GIVEN TEXT »
— Start —

On-chip instrumentation aids OCP debugging
Neal Stollon
(09/26/2005 9:00 AM EDT)
Leading embedded processor and intellectual property (IP) developers have adopted the Open Chip Protocol (OCP) socket as a standards-based approach to on-chip bus integration. An emerging capability for OCP design is On-Chip Instrumentation (OCI) for analysis and debugging.
OCP-based buses allow a range of high bandwidth implementations, and define a number of features and capabilities in addition to baseline data transfer. These features include the extensions for special bus command modes, burst operations and multiple data tags, and threads that increase the number of traced signals.
In addition to bus interface signals that address the basic address and data operations, OCP provides a range of optional signals that address specialized processor specific performance enhancement features such as data alignment, bursting, and multi-thread operations. All these options are defined at the core to bus interface “socket,” and are largely independent of specifics of the bus fabric itself.
But OCP does present additional considerations in coordinating the operation of more complex implementations. Analysis considerations include the multi-cycle operations specific to a given OCP interface, and more global issues like on-chip bus subsystem performance of shared interfaces and peripherals. These require analyzing and optimizing bus parameters like transmission efficiency, latency, saturation, resource conflicts, and other operational considerations, all of which can have a direct impact on the performance and operation of the processor components and overall system operation.
Simulation is always an important part of the development flow, but it has limitations, especially for system analysis. In many cases, it is just as important to be able to analyze the hardware itself during prototyping and system verification, and on the final products themselves.
But analyzing information at the embedded bus level in hardware devolves to a visibility problem — it is difficult to fix what you cannot see. Visibility cannot be adequately addressed by traditional on-chip test methods such as JTAG scan for several reasons:
- Since bus operations are multi-cycle, with some signals in a bus cycle becoming active at different times, debug should take the form of sequential trace, rather than as a single-cycle snapshot.
- Bus operation problems are interrelated with the operations of at least two communicating blocks (a processor and memory peripheral, as an example). Traditional debug methods such a halting part of a system for test can introduce changes and new variables that interfere with the test scenario and process.
- If problems are intermittent or sparse, trace operations require operation in a triggered mode, so that information for bus cycles of interest is captured in real-time.
On-Chip Instrumentation (OCI) is one approach to embedded OCP debug that allows real time visibility of actual silicon, either in FPGA prototypes or in ASIC products. OCI, in essence, is an IP-subsystem dedicated to efficiently tracing embedded signals, and application specific OCI blocks can be added to various points in a design to improve visibility into sub-system interfaces and operations.

— End —

Collected data entries
— Start —

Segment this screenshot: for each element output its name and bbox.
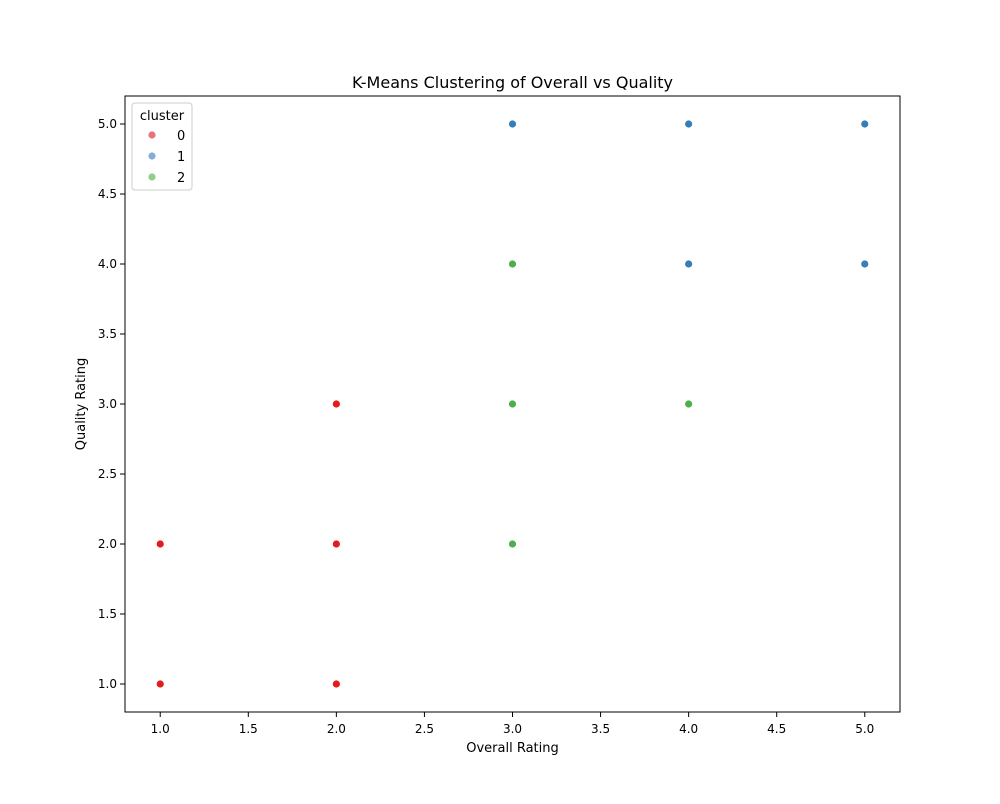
x-tick-label: 1.5 bbox=[239, 722, 258, 736]
y-tick-label: 4.5 bbox=[98, 187, 117, 201]
y-tick-label: 3.0 bbox=[98, 397, 117, 411]
y-tick-label: 1.0 bbox=[98, 677, 117, 691]
data-point-cluster-0 bbox=[331, 539, 341, 549]
y-axis: 1.0 1.5 2.0 2.5 3.0 3.5 4.0 4.5 5.0 bbox=[98, 117, 125, 691]
data-point-cluster-1 bbox=[508, 119, 517, 129]
x-tick-label: 2.5 bbox=[415, 722, 434, 736]
x-tick-label: 1.0 bbox=[151, 722, 170, 736]
legend-marker bbox=[147, 151, 157, 161]
chart-title: K-Means Clustering of Overall vs Quality bbox=[352, 73, 673, 92]
data-point-cluster-0 bbox=[331, 679, 341, 689]
data-point-cluster-2 bbox=[508, 539, 517, 549]
legend-box bbox=[131, 102, 193, 191]
legend-title: cluster bbox=[140, 109, 185, 124]
data-point-cluster-0 bbox=[155, 539, 165, 549]
x-tick-label: 2.0 bbox=[327, 722, 346, 736]
data-point-cluster-0 bbox=[331, 399, 341, 409]
y-tick-label: 5.0 bbox=[98, 117, 117, 131]
x-tick-label: 3.0 bbox=[503, 722, 522, 736]
x-tick-label: 5.0 bbox=[855, 722, 874, 736]
legend-label: 1 bbox=[177, 150, 185, 165]
y-tick-label: 2.5 bbox=[98, 467, 117, 481]
data-point-cluster-1 bbox=[684, 119, 694, 129]
data-point-cluster-1 bbox=[684, 259, 694, 269]
data-point-cluster-2 bbox=[684, 399, 694, 409]
legend-label: 2 bbox=[177, 171, 185, 186]
x-axis: 1.0 1.5 2.0 2.5 3.0 3.5 4.0 4.5 5.0 bbox=[151, 712, 874, 736]
legend-marker bbox=[147, 130, 157, 140]
data-point-cluster-0 bbox=[155, 679, 165, 689]
legend: cluster 0 1 2 bbox=[131, 102, 193, 191]
legend-label: 0 bbox=[177, 129, 185, 144]
plot-area bbox=[155, 119, 870, 689]
x-tick-label: 3.5 bbox=[591, 722, 610, 736]
y-tick-label: 2.0 bbox=[98, 537, 117, 551]
x-axis-label: Overall Rating bbox=[466, 741, 559, 756]
x-tick-label: 4.5 bbox=[767, 722, 786, 736]
x-tick-label: 4.0 bbox=[679, 722, 698, 736]
data-point-cluster-1 bbox=[860, 119, 870, 129]
legend-marker bbox=[147, 172, 157, 182]
y-tick-label: 1.5 bbox=[98, 607, 117, 621]
y-axis-label: Quality Rating bbox=[74, 358, 89, 451]
data-point-cluster-1 bbox=[860, 259, 870, 269]
data-point-cluster-2 bbox=[508, 399, 517, 409]
y-tick-label: 4.0 bbox=[98, 257, 117, 271]
y-tick-label: 3.5 bbox=[98, 327, 117, 341]
data-point-cluster-2 bbox=[508, 259, 517, 269]
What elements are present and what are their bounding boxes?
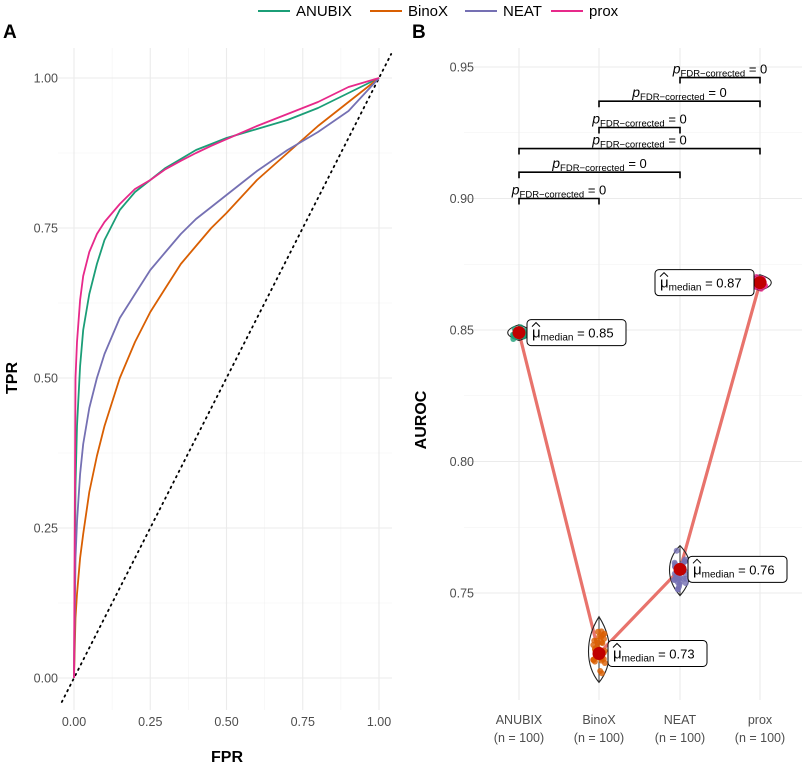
panel-b-y-tick-label: 0.85 <box>450 324 474 338</box>
data-point-binox <box>598 670 605 677</box>
panel-a-roc-chart: 0.00 0.25 0.50 0.75 1.00 0.00 0.25 0.50 0.75 1.0… <box>4 48 393 764</box>
panel-a-y-tick-label: 0.25 <box>34 522 58 536</box>
panel-a-x-tick-label: 0.00 <box>62 715 86 729</box>
legend: ANUBIX BinoX NEAT prox <box>258 3 619 20</box>
comparison-label: pFDR−corrected = 0 <box>551 155 647 174</box>
comparison-label: pFDR−corrected = 0 <box>511 182 607 201</box>
comparison-bracket <box>518 147 761 155</box>
median-point-anubix <box>512 326 526 340</box>
panel-a-lines <box>73 77 380 679</box>
comparison-label: pFDR−corrected = 0 <box>591 132 687 151</box>
median-connecting-line <box>517 282 762 656</box>
panel-a-diagonal-reference-line <box>60 53 393 703</box>
comparison-bracket <box>679 76 761 84</box>
panel-a-reference <box>60 53 393 703</box>
median-point-binox <box>592 646 606 660</box>
median-label-box <box>687 555 788 583</box>
panel-b-x-ticks: ANUBIX (n = 100) BinoX (n = 100) NEAT (n = 10… <box>494 713 785 745</box>
panel-b-x-tick-label: prox <box>748 713 773 727</box>
panel-b-y-tick-label: 0.75 <box>450 587 474 601</box>
comparison-label: pFDR−corrected = 0 <box>591 110 687 129</box>
data-point-binox <box>591 658 598 665</box>
median-hat-icon <box>692 558 702 564</box>
data-point-binox <box>590 642 597 648</box>
median-hat-icon <box>531 321 541 327</box>
comparison-label: pFDR−corrected = 0 <box>672 61 768 80</box>
panel-b-median-line <box>517 282 762 656</box>
panel-b-x-tick-n: (n = 100) <box>735 731 785 745</box>
panel-b-median-labels: μmedian = 0.85 μmedian = 0.73 μmedian = 0.… <box>526 269 788 667</box>
legend-label-binox: BinoX <box>408 3 448 20</box>
panel-a-y-tick-label: 0.75 <box>34 222 58 236</box>
legend-label-anubix: ANUBIX <box>296 3 352 20</box>
comparison-bracket <box>598 126 681 134</box>
median-label-text: μmedian = 0.73 <box>613 645 695 664</box>
data-point-binox <box>596 633 603 640</box>
comparison-bracket <box>518 171 681 179</box>
roc-line-prox <box>73 77 380 679</box>
median-hat-icon <box>659 271 669 278</box>
panel-b-y-ticks: 0.75 0.80 0.85 0.90 0.95 <box>450 61 474 601</box>
median-label-text: μmedian = 0.85 <box>532 325 614 344</box>
panel-b-y-tick-label: 0.95 <box>450 61 474 75</box>
legend-label-neat: NEAT <box>503 3 542 20</box>
panel-a-y-tick-label: 0.50 <box>34 372 58 386</box>
panel-b-x-tick-n: (n = 100) <box>494 731 544 745</box>
panel-a-x-tick-label: 0.75 <box>291 715 315 729</box>
panel-b-medians <box>512 276 767 660</box>
panel-b-x-tick-label: NEAT <box>664 713 697 727</box>
panel-a-label: A <box>3 22 17 43</box>
median-label-text: μmedian = 0.76 <box>693 561 775 580</box>
panel-b-comparisons: pFDR−corrected = 0 pFDR−corrected = 0 pFDR… <box>511 61 768 205</box>
panel-a-xlabel: FPR <box>211 749 243 764</box>
panel-b-label: B <box>412 22 426 43</box>
roc-line-neat <box>73 77 380 679</box>
data-point-neat <box>680 575 687 582</box>
panel-a-ylabel: TPR <box>4 362 21 394</box>
median-point-prox <box>753 276 767 290</box>
legend-label-prox: prox <box>589 3 619 20</box>
median-hat-icon <box>612 642 622 648</box>
panel-a-x-tick-label: 1.00 <box>367 715 391 729</box>
roc-line-binox <box>73 77 380 679</box>
data-point-neat <box>673 547 680 554</box>
panel-b-y-tick-label: 0.80 <box>450 455 474 469</box>
median-label-box <box>526 319 627 347</box>
comparison-bracket <box>518 197 600 205</box>
panel-b-y-tick-label: 0.90 <box>450 192 474 206</box>
median-label-text: μmedian = 0.87 <box>660 275 742 294</box>
panel-b-auroc-chart: 0.75 0.80 0.85 0.90 0.95 ANUBIX (n = 100) Bino… <box>413 48 802 745</box>
panel-b-ylabel: AUROC <box>413 390 430 449</box>
panel-b-x-tick-label: ANUBIX <box>496 713 543 727</box>
comparison-label: pFDR−corrected = 0 <box>631 84 727 103</box>
panel-a-y-tick-label: 0.00 <box>34 672 58 686</box>
panel-b-x-tick-n: (n = 100) <box>574 731 624 745</box>
median-point-neat <box>673 562 687 576</box>
median-label-box <box>654 269 755 297</box>
panel-a-y-ticks: 0.00 0.25 0.50 0.75 1.00 <box>34 72 58 686</box>
panel-a-x-ticks: 0.00 0.25 0.50 0.75 1.00 <box>62 715 391 729</box>
panel-a-x-tick-label: 0.50 <box>214 715 238 729</box>
panel-a-y-tick-label: 1.00 <box>34 72 58 86</box>
panel-a-x-tick-label: 0.25 <box>138 715 162 729</box>
panel-b-x-tick-n: (n = 100) <box>655 731 705 745</box>
median-label-box <box>607 639 708 667</box>
comparison-bracket <box>598 100 761 108</box>
data-point-binox <box>598 628 605 635</box>
panel-b-x-tick-label: BinoX <box>582 713 616 727</box>
data-point-neat <box>676 581 683 588</box>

— End —

WHAT TO WORK ON »
#1 Answer these about the OCP debugging article:
(a) Which traditional on-chip test method does the article say cannot adequately address visibility?
(b) Because bus operations are multi-cycle, what form should debug take instead of a single-cycle snapshot?
(c) In what two kinds of hardware does OCI allow real-time visibility of actual silicon?
#2 Could you retype the passage of the OCP debugging article starting with "On-chip instrumentation aids" and going on through "of traced signals."?
#3 Can you extend the article on OCP debugging with on-chip instrumentation, picking up after its final paragraph?

RESPONSES PER TASK »
#1
(a) JTAG scan
(b) Sequential trace
(c) FPGA prototypes and ASIC products

#2
On-chip instrumentation aids OCP debugging
Neal Stollon
(09/26/2005 9:00 AM EDT)
Leading embedded processor and intellectual property (IP) developers have adopted the Open Chip Protocol (OCP) socket as a standards-based approach to on-chip bus integration. An emerging capability for OCP design is On-Chip Instrumentation (OCI) for analysis and debugging.
OCP-based buses allow a range of high bandwidth implementations, and define a number of features and capabilities in addition to baseline data transfer. These features include the extensions for special bus command modes, burst operations and multiple data tags, and threads that increase the number of traced signals.

#3
OCI is widely used for debug and run control of embedded processors and for logic analysis traces to add crucial visibility to embedded designs. Many OCI blocks typically operate via a JTAG port configured as a dedicated debug port. OCI solutions that address the SoC specific issues of on-chip bus analysis, and are able to provide sufficient debug visibility of non-observable bus interfaces, have only recently started to be addressed.
Figure 1 — A general OCP based multi-core debug architecture
Figure 1 shows a generic multi-core architecture (dual processors, memory interfaces, and custom IP using an OCP bus). OCI blocks and interfaces provide visibility and control to make this subsystem simpler and more effective to debug. These include:
- Processor debug blocks specifically designed for debug control and support of specific processors or other cores.
- Logic analyzer blocks for general-purpose trace and analysis of user defined signals.
- JTAG interface that controls instrumentation configured in a JTAG chain. JTAG is the most widely used debug interface since it is included on most chips to address boundary scan and test, and can be easily modified for instrumentation interfaces.
The bus analyzer trace instrumentation in Figure 1 is shown in detail, since that is referred to in more detail in following section. In all cases discussed, debug information in a particular trace is buffered on chip to allow a serially scanned JTAG interface to export it for display and analysis. The size of the RAM allocated for debug instruments is typically the dominant factor in size of a debug solution, and is a tradeoff with the amount of trace depth and granularity (number of signals included) for a debug solution.
Processor debug
Instrumentation blocks for processor cores provide processor specific run control, monitoring of hardware and software breakpoints for triggering, and real-time trace of instruction and data. Processor run control (start and stop based on software and hardware breakpoints) and single-stepping are features that provide debug control, but not much visibility.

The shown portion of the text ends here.